--- 本文 ---
清春:それは何十年も海外でツアーをして、フェスに出て、自然と身についた本場の感覚なんでしょうね。日本に来てる外タレにしても、日本のディストリビューターが呼んでいるから、日本ではまだまだ知られていないアーティストがたくさんいるけど紹介されるのは同じような外タレ。オーストラリアのツアー中にBorisが出演するフェスに1曲出させてもらったんですけど、出演しているバンドを僕は1組くらいしか知らなかったんです。でも、ちゃんとそのフェスはソールドアウトになってる。
Atsuo:Golden Plains Music Festivalっていうオーストラリアの3大フェスの一つに出演したんですが、現地ではすごく知られているけど、日本では知られていないバンドがたくさん出ている。日本で紹介されていない、リアルにすごいバンドが世界にはたくさんいるので。
清春:それくらい僕らの知ってる音楽って少ないんですよ。
―あるフィルターを通ったものしか知らないってことですよね。今はサブスクなどで自分からその情報を取りにいくこともできるにはできるけど……。
清春:結局日本のロックシーンと言われているものは選択肢が少ない。海外ではBorisはメタルヘッズたちにも共感されているし、それ以外のいろんなジャンルが好きな人たちも観に来てる。
―要するに、先ほども言っていた、日本のカルチャー好きとかじゃなく、しっかり音楽で評価されているってことですよね。
清春:日本自体が好きでライブに来た人は、そんなにいなかったと思う。それが僕の印象ですね。実は日本ではロックシーンがまだぜんぜん始まってない。
―始まってない、ですか?
清春:まだまだ「芸能」の感覚が強くて、それが邪魔するっていうか。
Atsuo:日本のロックは「カタカナ英語」ではなくて、「日本語英語」という感じです。英語のようで海外では通じない。そういう中でも、清春さんと僕らがシェアできるのはインディペンデントってところなんです。日本の音楽用語のインディーズじゃなくて、インディペンデント。自分で決めて、自分で動いている、自立、独立したアーティスト。清春さんは、ずっと自分の事務所で活動していますが、こんなメジャーな規模の活動を全部自分自身でハンドリングしている。とてつもなく強靭な意志と行動力ですよ。そこが一緒にツアーをやりたいと思った一番の理由です。すごくまっとうに音楽をやっている人だと思いますね。
清春:でかい事務所に入っていたら一緒にやらなかったでしょうね。Borisは、今回の規模のツアーをマネージャーなしでやっているんですよ。日本だとしょうもないバンドでも、必ず会場にマネージャーいるじゃないですか。
---
> **課題 A**: 本文から、「清春:それは何十年も海外でツ」を含む箇所で始まり、「もできるにはできるけど……。」の直後で終わる部分を、一字一句変えずに書き写してください。
--- 抽出資料 ---
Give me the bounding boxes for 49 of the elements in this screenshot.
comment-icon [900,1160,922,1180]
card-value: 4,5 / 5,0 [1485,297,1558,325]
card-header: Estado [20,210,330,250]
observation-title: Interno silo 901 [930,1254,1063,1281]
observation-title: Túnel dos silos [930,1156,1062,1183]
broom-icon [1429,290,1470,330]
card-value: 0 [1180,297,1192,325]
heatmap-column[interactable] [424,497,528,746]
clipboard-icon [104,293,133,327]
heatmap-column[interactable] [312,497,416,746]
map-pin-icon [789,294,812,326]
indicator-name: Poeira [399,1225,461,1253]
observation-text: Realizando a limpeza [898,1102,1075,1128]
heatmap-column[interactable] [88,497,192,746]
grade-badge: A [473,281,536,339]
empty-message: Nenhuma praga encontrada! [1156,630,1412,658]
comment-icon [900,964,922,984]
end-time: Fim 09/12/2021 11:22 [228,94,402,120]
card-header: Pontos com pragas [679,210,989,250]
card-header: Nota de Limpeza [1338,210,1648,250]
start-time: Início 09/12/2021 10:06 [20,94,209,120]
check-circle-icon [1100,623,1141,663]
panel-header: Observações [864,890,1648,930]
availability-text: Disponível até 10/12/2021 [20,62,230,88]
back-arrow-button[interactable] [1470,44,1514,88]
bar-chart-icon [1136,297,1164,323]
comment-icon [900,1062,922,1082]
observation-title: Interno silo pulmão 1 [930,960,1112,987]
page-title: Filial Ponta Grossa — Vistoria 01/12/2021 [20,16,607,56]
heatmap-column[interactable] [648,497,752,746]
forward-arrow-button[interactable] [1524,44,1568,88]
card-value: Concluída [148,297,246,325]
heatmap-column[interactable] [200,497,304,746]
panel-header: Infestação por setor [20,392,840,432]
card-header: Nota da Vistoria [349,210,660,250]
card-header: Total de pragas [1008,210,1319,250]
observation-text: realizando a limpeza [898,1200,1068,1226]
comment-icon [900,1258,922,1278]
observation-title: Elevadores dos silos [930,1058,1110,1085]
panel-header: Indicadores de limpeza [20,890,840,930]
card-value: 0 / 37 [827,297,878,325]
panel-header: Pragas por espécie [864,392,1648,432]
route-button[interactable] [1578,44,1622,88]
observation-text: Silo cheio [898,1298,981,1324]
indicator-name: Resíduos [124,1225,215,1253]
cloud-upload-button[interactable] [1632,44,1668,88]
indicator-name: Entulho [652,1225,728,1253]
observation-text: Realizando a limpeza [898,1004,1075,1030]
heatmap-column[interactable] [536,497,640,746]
---
> **課題 B**: 記録の最初の行から「heatmap-column[interactable] [424,497,528,746]」を含む行までを、両端の行も含めて、一字一句変えずに出力してください。

> **記述解答 A**:
清春:それは何十年も海外でツアーをして、フェスに出て、自然と身についた本場の感覚なんでしょうね。日本に来てる外タレにしても、日本のディストリビューターが呼んでいるから、日本ではまだまだ知られていないアーティストがたくさんいるけど紹介されるのは同じような外タレ。オーストラリアのツアー中にBorisが出演するフェスに1曲出させてもらったんですけど、出演しているバンドを僕は1組くらいしか知らなかったんです。でも、ちゃんとそのフェスはソールドアウトになってる。
Atsuo:Golden Plains Music Festivalっていうオーストラリアの3大フェスの一つに出演したんですが、現地ではすごく知られているけど、日本では知られていないバンドがたくさん出ている。日本で紹介されていない、リアルにすごいバンドが世界にはたくさんいるので。
清春:それくらい僕らの知ってる音楽って少ないんですよ。
―あるフィルターを通ったものしか知らないってことですよね。今はサブスクなどで自分からその情報を取りにいくこともできるにはできるけど……。

> **記述解答 B**:
Give me the bounding boxes for 49 of the elements in this screenshot.
comment-icon [900,1160,922,1180]
card-value: 4,5 / 5,0 [1485,297,1558,325]
card-header: Estado [20,210,330,250]
observation-title: Interno silo 901 [930,1254,1063,1281]
observation-title: Túnel dos silos [930,1156,1062,1183]
broom-icon [1429,290,1470,330]
card-value: 0 [1180,297,1192,325]
heatmap-column[interactable] [424,497,528,746]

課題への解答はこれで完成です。